- _Entries supplied_:
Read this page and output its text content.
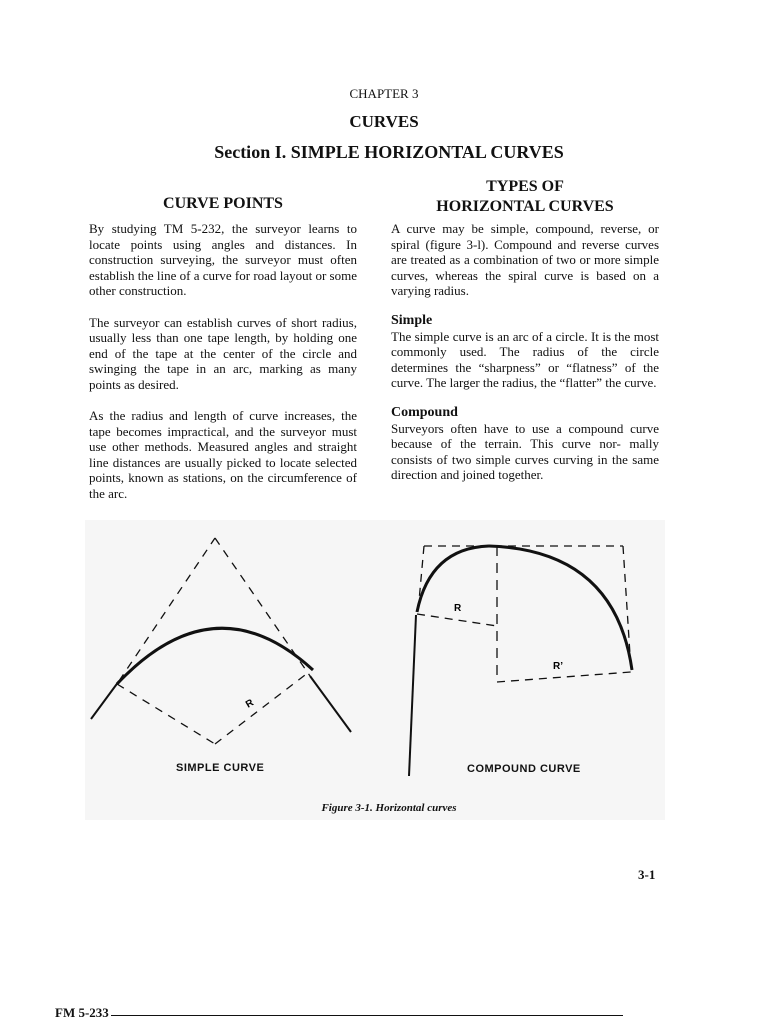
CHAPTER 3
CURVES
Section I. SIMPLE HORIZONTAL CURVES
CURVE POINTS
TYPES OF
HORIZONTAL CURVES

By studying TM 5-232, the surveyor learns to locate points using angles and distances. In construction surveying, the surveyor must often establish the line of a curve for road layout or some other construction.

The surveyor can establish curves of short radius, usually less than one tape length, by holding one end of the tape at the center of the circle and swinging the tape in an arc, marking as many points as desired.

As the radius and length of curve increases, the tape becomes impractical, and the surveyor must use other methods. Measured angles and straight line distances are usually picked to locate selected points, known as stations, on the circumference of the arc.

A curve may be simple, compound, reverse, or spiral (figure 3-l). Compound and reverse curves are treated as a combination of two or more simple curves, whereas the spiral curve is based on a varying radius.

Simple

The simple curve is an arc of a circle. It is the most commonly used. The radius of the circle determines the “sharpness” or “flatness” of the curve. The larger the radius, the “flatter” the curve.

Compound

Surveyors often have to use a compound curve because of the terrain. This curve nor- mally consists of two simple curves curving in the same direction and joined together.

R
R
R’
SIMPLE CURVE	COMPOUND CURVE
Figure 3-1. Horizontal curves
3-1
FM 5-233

- _Directions for this task_: Make an exact copy of all the material, but keep the pictures out of it.

- _Written answer_:
Read this page and output its text content.
CHAPTER 3
CURVES
Section I. SIMPLE HORIZONTAL CURVES
CURVE POINTS
TYPES OF
HORIZONTAL CURVES

By studying TM 5-232, the surveyor learns to locate points using angles and distances. In construction surveying, the surveyor must often establish the line of a curve for road layout or some other construction.

The surveyor can establish curves of short radius, usually less than one tape length, by holding one end of the tape at the center of the circle and swinging the tape in an arc, marking as many points as desired.

As the radius and length of curve increases, the tape becomes impractical, and the surveyor must use other methods. Measured angles and straight line distances are usually picked to locate selected points, known as stations, on the circumference of the arc.

A curve may be simple, compound, reverse, or spiral (figure 3-l). Compound and reverse curves are treated as a combination of two or more simple curves, whereas the spiral curve is based on a varying radius.

Simple

The simple curve is an arc of a circle. It is the most commonly used. The radius of the circle determines the “sharpness” or “flatness” of the curve. The larger the radius, the “flatter” the curve.

Compound

Surveyors often have to use a compound curve because of the terrain. This curve nor- mally consists of two simple curves curving in the same direction and joined together.

R
R
R’
SIMPLE CURVE	COMPOUND CURVE
Figure 3-1. Horizontal curves
3-1
FM 5-233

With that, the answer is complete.